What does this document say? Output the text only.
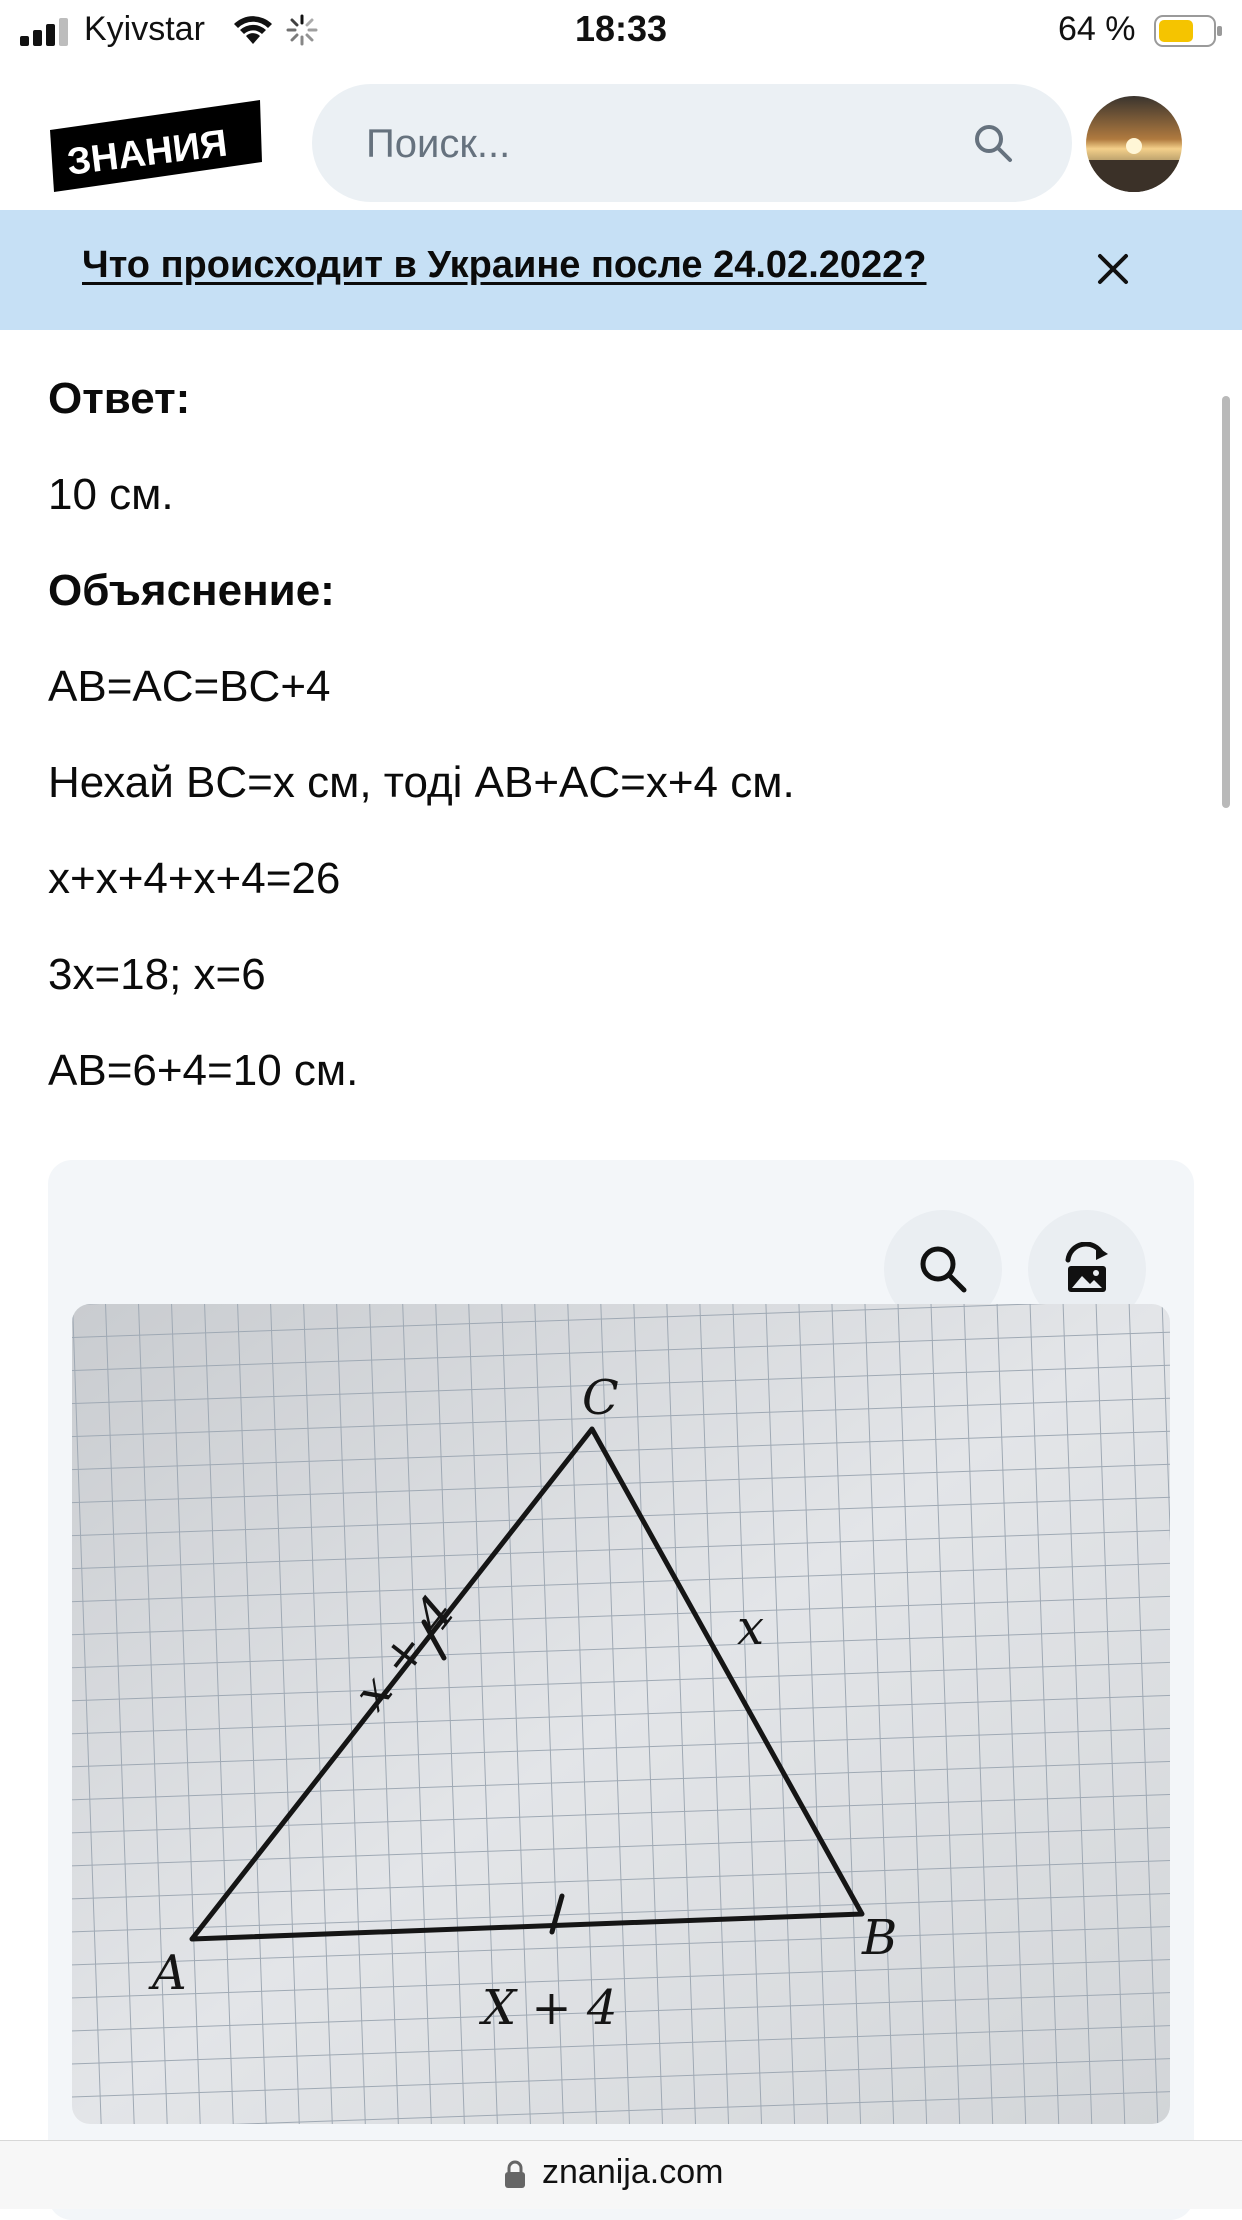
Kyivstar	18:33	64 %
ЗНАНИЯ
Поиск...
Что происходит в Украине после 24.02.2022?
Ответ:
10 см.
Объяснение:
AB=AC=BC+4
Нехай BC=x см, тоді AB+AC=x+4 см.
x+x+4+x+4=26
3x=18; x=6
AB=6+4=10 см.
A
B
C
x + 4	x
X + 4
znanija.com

※

* [THE EXERCISE] The listing above must be printed again exactly, minus its pictures.

* [COMPLETE OUTPUT]
What does this document say? Output the text only.
Kyivstar	18:33	64 %
ЗНАНИЯ
Поиск...
Что происходит в Украине после 24.02.2022?
Ответ:
10 см.
Объяснение:
AB=AC=BC+4
Нехай BC=x см, тоді AB+AC=x+4 см.
x+x+4+x+4=26
3x=18; x=6
AB=6+4=10 см.
A
B
C
x + 4	x
X + 4
znanija.com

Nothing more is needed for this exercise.